**Work to be completed**
Write out the data below in full. Keep it exact.

Stored items from a collection
---*---
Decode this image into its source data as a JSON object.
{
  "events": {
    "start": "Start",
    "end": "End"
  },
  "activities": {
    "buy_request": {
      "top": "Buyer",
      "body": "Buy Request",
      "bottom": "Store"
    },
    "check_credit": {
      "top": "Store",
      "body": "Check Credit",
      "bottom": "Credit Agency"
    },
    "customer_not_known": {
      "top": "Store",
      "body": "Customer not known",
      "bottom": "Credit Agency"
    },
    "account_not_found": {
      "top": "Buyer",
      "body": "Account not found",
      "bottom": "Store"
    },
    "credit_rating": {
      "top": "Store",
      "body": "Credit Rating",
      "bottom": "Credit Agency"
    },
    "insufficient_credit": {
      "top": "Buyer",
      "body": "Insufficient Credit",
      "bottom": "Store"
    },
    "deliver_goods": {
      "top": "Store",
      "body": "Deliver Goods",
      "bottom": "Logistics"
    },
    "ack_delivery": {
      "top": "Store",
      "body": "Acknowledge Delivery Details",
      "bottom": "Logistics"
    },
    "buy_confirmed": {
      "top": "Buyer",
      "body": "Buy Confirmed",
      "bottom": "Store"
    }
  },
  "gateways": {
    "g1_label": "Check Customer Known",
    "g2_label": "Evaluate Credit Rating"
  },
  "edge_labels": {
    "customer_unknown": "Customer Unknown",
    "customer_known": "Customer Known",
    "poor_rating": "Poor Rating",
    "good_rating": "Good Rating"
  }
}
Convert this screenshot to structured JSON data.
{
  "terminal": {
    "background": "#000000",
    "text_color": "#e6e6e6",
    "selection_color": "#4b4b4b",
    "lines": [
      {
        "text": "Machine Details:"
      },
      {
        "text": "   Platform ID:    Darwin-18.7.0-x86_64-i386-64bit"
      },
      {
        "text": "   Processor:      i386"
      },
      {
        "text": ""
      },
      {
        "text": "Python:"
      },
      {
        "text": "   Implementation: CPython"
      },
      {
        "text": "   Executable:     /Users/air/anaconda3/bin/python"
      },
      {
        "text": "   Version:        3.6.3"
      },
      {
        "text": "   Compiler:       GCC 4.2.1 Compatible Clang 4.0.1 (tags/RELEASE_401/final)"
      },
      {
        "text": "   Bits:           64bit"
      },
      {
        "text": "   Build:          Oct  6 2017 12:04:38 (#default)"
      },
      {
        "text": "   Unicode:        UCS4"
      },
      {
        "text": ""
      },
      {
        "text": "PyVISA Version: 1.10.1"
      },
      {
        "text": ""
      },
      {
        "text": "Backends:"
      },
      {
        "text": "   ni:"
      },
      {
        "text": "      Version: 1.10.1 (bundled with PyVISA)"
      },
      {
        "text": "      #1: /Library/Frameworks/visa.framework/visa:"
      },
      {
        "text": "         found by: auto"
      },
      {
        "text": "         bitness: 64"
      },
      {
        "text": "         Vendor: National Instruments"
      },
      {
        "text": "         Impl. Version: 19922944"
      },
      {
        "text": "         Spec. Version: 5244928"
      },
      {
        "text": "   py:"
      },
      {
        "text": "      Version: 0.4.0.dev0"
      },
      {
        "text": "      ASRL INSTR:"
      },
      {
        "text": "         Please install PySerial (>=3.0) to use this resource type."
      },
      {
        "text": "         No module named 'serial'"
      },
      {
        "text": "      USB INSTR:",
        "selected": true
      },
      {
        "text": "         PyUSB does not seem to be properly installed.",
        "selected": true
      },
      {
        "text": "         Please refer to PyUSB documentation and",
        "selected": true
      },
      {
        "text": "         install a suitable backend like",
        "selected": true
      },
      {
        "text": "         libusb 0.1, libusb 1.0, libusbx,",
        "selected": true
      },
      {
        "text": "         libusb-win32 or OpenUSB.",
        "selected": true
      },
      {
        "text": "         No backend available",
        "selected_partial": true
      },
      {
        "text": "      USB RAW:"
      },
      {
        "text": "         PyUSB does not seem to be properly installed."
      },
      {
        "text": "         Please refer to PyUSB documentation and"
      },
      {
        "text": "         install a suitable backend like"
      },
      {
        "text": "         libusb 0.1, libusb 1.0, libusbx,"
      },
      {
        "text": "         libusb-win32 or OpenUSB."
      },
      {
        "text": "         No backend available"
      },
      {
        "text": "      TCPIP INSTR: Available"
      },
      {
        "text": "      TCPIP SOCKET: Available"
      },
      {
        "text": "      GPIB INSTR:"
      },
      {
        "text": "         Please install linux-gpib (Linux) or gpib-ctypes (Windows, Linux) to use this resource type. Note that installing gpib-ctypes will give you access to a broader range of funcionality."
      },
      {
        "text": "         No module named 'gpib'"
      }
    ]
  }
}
---*---
**Result**
Decode this image into its source data as a JSON object.
{
  "events": {
    "start": "Start",
    "end": "End"
  },
  "activities": {
    "buy_request": {
      "top": "Buyer",
      "body": "Buy Request",
      "bottom": "Store"
    },
    "check_credit": {
      "top": "Store",
      "body": "Check Credit",
      "bottom": "Credit Agency"
    },
    "customer_not_known": {
      "top": "Store",
      "body": "Customer not known",
      "bottom": "Credit Agency"
    },
    "account_not_found": {
      "top": "Buyer",
      "body": "Account not found",
      "bottom": "Store"
    },
    "credit_rating": {
      "top": "Store",
      "body": "Credit Rating",
      "bottom": "Credit Agency"
    },
    "insufficient_credit": {
      "top": "Buyer",
      "body": "Insufficient Credit",
      "bottom": "Store"
    },
    "deliver_goods": {
      "top": "Store",
      "body": "Deliver Goods",
      "bottom": "Logistics"
    },
    "ack_delivery": {
      "top": "Store",
      "body": "Acknowledge Delivery Details",
      "bottom": "Logistics"
    },
    "buy_confirmed": {
      "top": "Buyer",
      "body": "Buy Confirmed",
      "bottom": "Store"
    }
  },
  "gateways": {
    "g1_label": "Check Customer Known",
    "g2_label": "Evaluate Credit Rating"
  },
  "edge_labels": {
    "customer_unknown": "Customer Unknown",
    "customer_known": "Customer Known",
    "poor_rating": "Poor Rating",
    "good_rating": "Good Rating"
  }
}
Convert this screenshot to structured JSON data.
{
  "terminal": {
    "background": "#000000",
    "text_color": "#e6e6e6",
    "selection_color": "#4b4b4b",
    "lines": [
      {
        "text": "Machine Details:"
      },
      {
        "text": "   Platform ID:    Darwin-18.7.0-x86_64-i386-64bit"
      },
      {
        "text": "   Processor:      i386"
      },
      {
        "text": ""
      },
      {
        "text": "Python:"
      },
      {
        "text": "   Implementation: CPython"
      },
      {
        "text": "   Executable:     /Users/air/anaconda3/bin/python"
      },
      {
        "text": "   Version:        3.6.3"
      },
      {
        "text": "   Compiler:       GCC 4.2.1 Compatible Clang 4.0.1 (tags/RELEASE_401/final)"
      },
      {
        "text": "   Bits:           64bit"
      },
      {
        "text": "   Build:          Oct  6 2017 12:04:38 (#default)"
      },
      {
        "text": "   Unicode:        UCS4"
      },
      {
        "text": ""
      },
      {
        "text": "PyVISA Version: 1.10.1"
      },
      {
        "text": ""
      },
      {
        "text": "Backends:"
      },
      {
        "text": "   ni:"
      },
      {
        "text": "      Version: 1.10.1 (bundled with PyVISA)"
      },
      {
        "text": "      #1: /Library/Frameworks/visa.framework/visa:"
      },
      {
        "text": "         found by: auto"
      },
      {
        "text": "         bitness: 64"
      },
      {
        "text": "         Vendor: National Instruments"
      },
      {
        "text": "         Impl. Version: 19922944"
      },
      {
        "text": "         Spec. Version: 5244928"
      },
      {
        "text": "   py:"
      },
      {
        "text": "      Version: 0.4.0.dev0"
      },
      {
        "text": "      ASRL INSTR:"
      },
      {
        "text": "         Please install PySerial (>=3.0) to use this resource type."
      },
      {
        "text": "         No module named 'serial'"
      },
      {
        "text": "      USB INSTR:",
        "selected": true
      },
      {
        "text": "         PyUSB does not seem to be properly installed.",
        "selected": true
      },
      {
        "text": "         Please refer to PyUSB documentation and",
        "selected": true
      },
      {
        "text": "         install a suitable backend like",
        "selected": true
      },
      {
        "text": "         libusb 0.1, libusb 1.0, libusbx,",
        "selected": true
      },
      {
        "text": "         libusb-win32 or OpenUSB.",
        "selected": true
      },
      {
        "text": "         No backend available",
        "selected_partial": true
      },
      {
        "text": "      USB RAW:"
      },
      {
        "text": "         PyUSB does not seem to be properly installed."
      },
      {
        "text": "         Please refer to PyUSB documentation and"
      },
      {
        "text": "         install a suitable backend like"
      },
      {
        "text": "         libusb 0.1, libusb 1.0, libusbx,"
      },
      {
        "text": "         libusb-win32 or OpenUSB."
      },
      {
        "text": "         No backend available"
      },
      {
        "text": "      TCPIP INSTR: Available"
      },
      {
        "text": "      TCPIP SOCKET: Available"
      },
      {
        "text": "      GPIB INSTR:"
      },
      {
        "text": "         Please install linux-gpib (Linux) or gpib-ctypes (Windows, Linux) to use this resource type. Note that installing gpib-ctypes will give you access to a broader range of funcionality."
      },
      {
        "text": "         No module named 'gpib'"
      }
    ]
  }
}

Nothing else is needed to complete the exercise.